══ Records to use

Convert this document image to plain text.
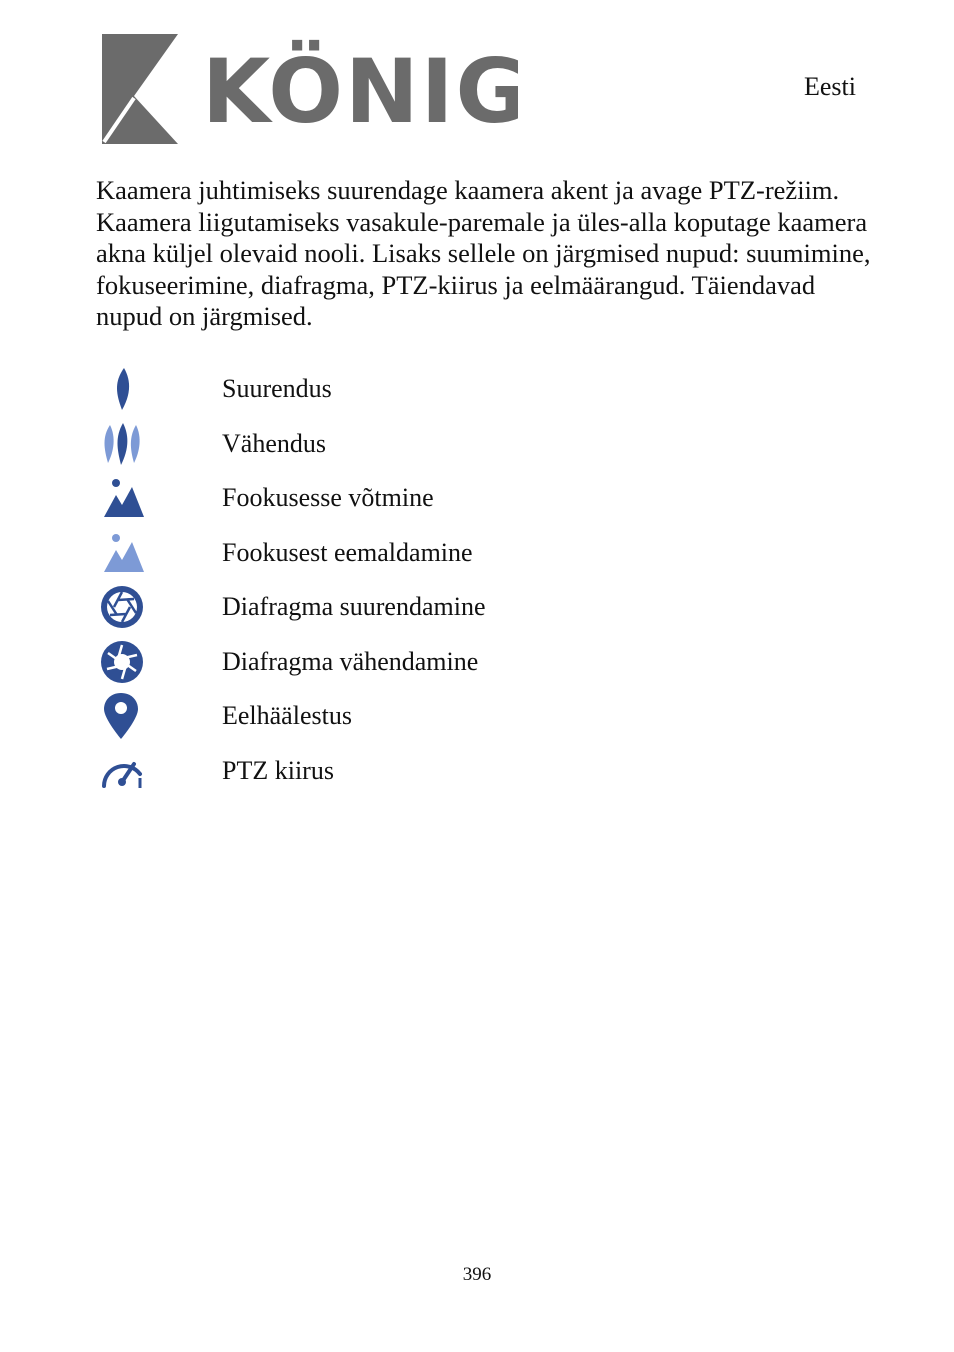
KÖNIG	Eesti

Kaamera juhtimiseks suurendage kaamera akent ja avage PTZ-režiim. Kaamera liigutamiseks vasakule-paremale ja üles-alla koputage kaamera akna küljel olevaid nooli. Lisaks sellele on järgmised nupud: suumimine, fokuseerimine, diafragma, PTZ-kiirus ja eelmäärangud. Täiendavad nupud on järgmised.

Suurendus
Vähendus
Fookusesse võtmine
Fookusest eemaldamine
Diafragma suurendamine
Diafragma vähendamine
Eelhäälestus
PTZ kiirus
396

════

### Required task
The records are above. How many lines in them contain the word "kiirus"? Give the number alone.

### Written answer
2